[Rows from a dataset]
━━━━

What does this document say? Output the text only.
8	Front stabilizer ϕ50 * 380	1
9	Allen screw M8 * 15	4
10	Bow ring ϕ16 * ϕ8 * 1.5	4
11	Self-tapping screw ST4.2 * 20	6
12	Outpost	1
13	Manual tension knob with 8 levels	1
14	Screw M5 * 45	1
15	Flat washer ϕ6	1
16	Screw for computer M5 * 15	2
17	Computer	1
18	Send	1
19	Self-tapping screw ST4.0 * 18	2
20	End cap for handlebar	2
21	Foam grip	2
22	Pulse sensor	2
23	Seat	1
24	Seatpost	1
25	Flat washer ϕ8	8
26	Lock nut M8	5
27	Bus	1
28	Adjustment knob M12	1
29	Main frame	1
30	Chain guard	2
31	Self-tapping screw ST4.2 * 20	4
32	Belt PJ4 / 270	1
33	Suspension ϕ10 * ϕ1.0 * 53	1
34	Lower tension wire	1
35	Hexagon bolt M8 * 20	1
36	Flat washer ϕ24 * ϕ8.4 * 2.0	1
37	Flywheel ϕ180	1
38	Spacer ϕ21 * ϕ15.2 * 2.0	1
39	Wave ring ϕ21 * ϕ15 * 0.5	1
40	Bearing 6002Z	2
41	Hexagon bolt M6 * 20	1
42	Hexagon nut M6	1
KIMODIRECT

━━━━

» **Work instructions**: Identify each line holding the string "bolt", and copy it out.

» **Written solution**:
35	Hexagon bolt M8 * 20	1
41	Hexagon bolt M6 * 20	1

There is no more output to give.